→ **Required work**: Retype, exactly as written, every line from the one containing "OCR this image." through the last line of the records below, both included; skip the pictures.
──────────
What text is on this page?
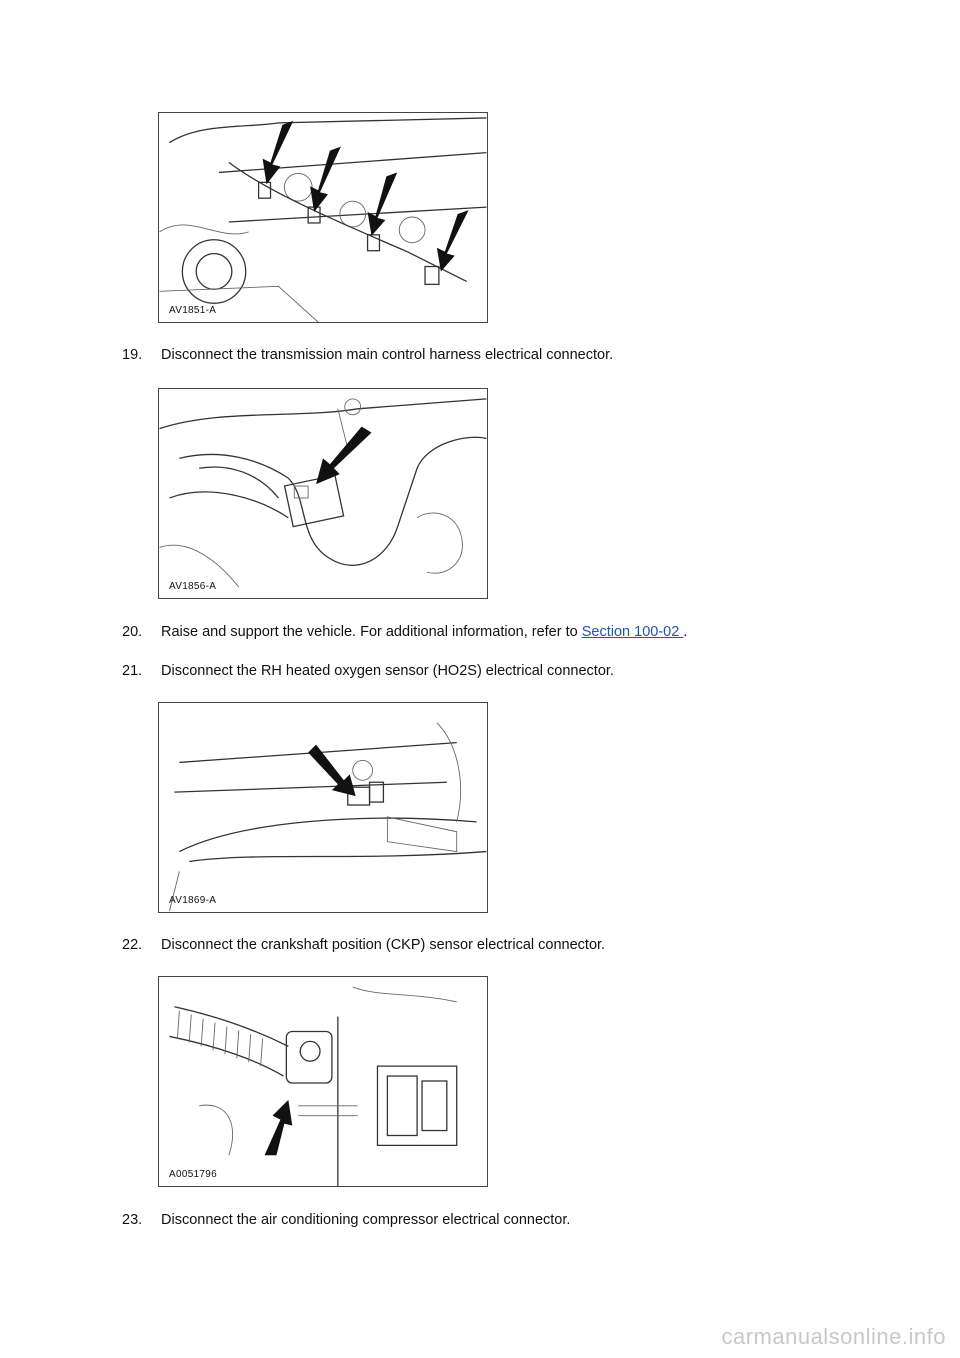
AV1851-A
19. Disconnect the transmission main control harness electrical connector.
AV1856-A
20. Raise and support the vehicle. For additional information, refer to Section 100-02 .
21. Disconnect the RH heated oxygen sensor (HO2S) electrical connector.
AV1869-A
22. Disconnect the crankshaft position (CKP) sensor electrical connector.
A0051796
23. Disconnect the air conditioning compressor electrical connector.
carmanualsonline.info
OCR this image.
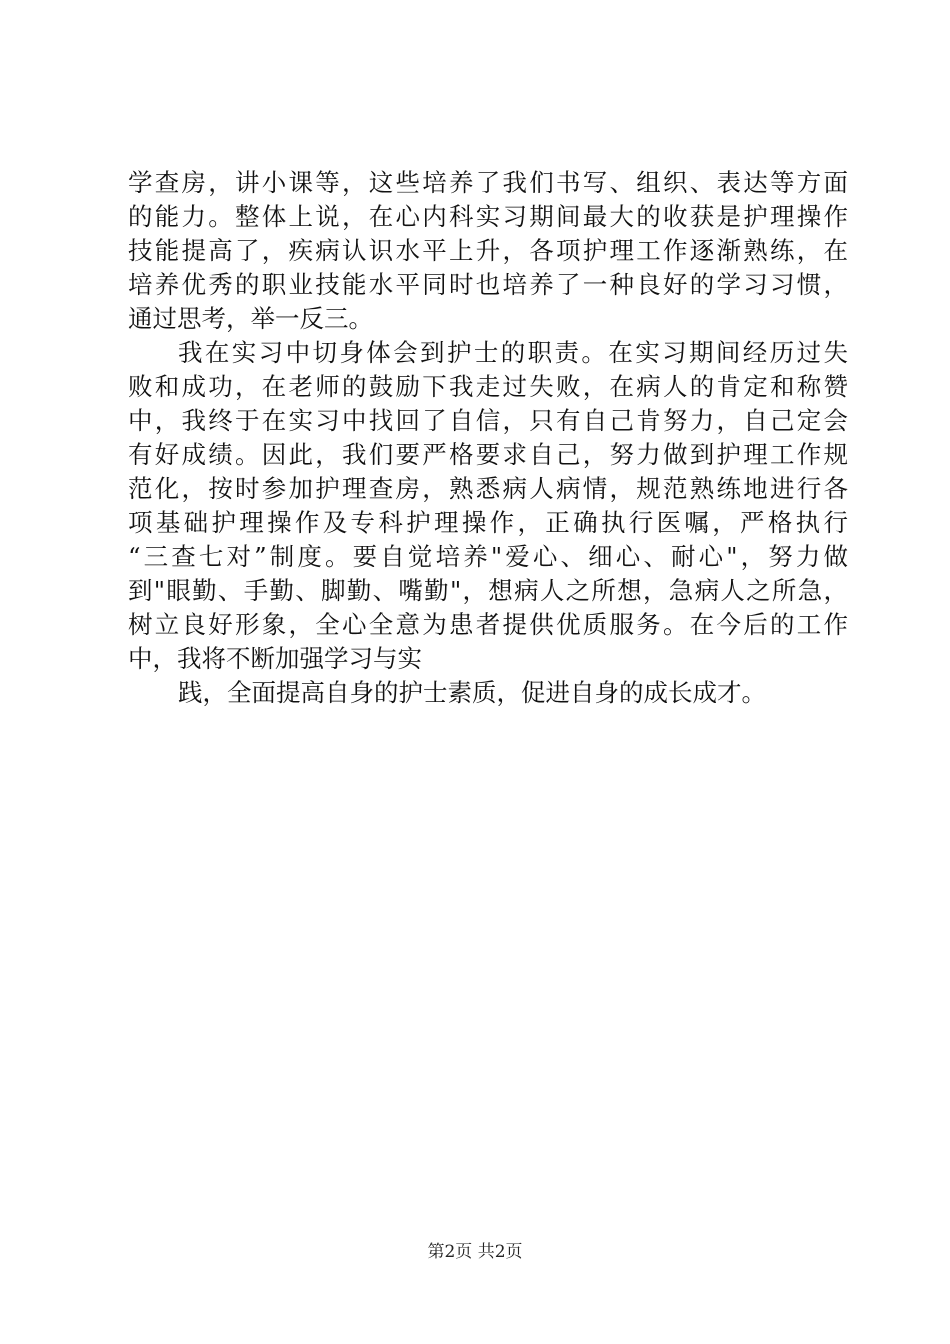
学查房，讲小课等，这些培养了我们书写、组织、表达等方面
的能力。整体上说，在心内科实习期间最大的收获是护理操作
技能提高了，疾病认识水平上升，各项护理工作逐渐熟练，在
培养优秀的职业技能水平同时也培养了一种良好的学习习惯，
通过思考，举一反三。
我在实习中切身体会到护士的职责。在实习期间经历过失
败和成功，在老师的鼓励下我走过失败，在病人的肯定和称赞
中，我终于在实习中找回了自信，只有自己肯努力，自己定会
有好成绩。因此，我们要严格要求自己，努力做到护理工作规
范化，按时参加护理查房，熟悉病人病情，规范熟练地进行各
项基础护理操作及专科护理操作，正确执行医嘱，严格执行
“三查七对”制度。要自觉培养"爱心、细心、耐心"，努力做
到"眼勤、手勤、脚勤、嘴勤"，想病人之所想，急病人之所急，
树立良好形象，全心全意为患者提供优质服务。在今后的工作
中，我将不断加强学习与实
践，全面提高自身的护士素质，促进自身的成长成才。
第2页 共2页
──────────
→ **Answer to the exercise**:
OCR this image.
学查房，讲小课等，这些培养了我们书写、组织、表达等方面
的能力。整体上说，在心内科实习期间最大的收获是护理操作
技能提高了，疾病认识水平上升，各项护理工作逐渐熟练，在
培养优秀的职业技能水平同时也培养了一种良好的学习习惯，
通过思考，举一反三。
我在实习中切身体会到护士的职责。在实习期间经历过失
败和成功，在老师的鼓励下我走过失败，在病人的肯定和称赞
中，我终于在实习中找回了自信，只有自己肯努力，自己定会
有好成绩。因此，我们要严格要求自己，努力做到护理工作规
范化，按时参加护理查房，熟悉病人病情，规范熟练地进行各
项基础护理操作及专科护理操作，正确执行医嘱，严格执行
“三查七对”制度。要自觉培养"爱心、细心、耐心"，努力做
到"眼勤、手勤、脚勤、嘴勤"，想病人之所想，急病人之所急，
树立良好形象，全心全意为患者提供优质服务。在今后的工作
中，我将不断加强学习与实
践，全面提高自身的护士素质，促进自身的成长成才。
第2页 共2页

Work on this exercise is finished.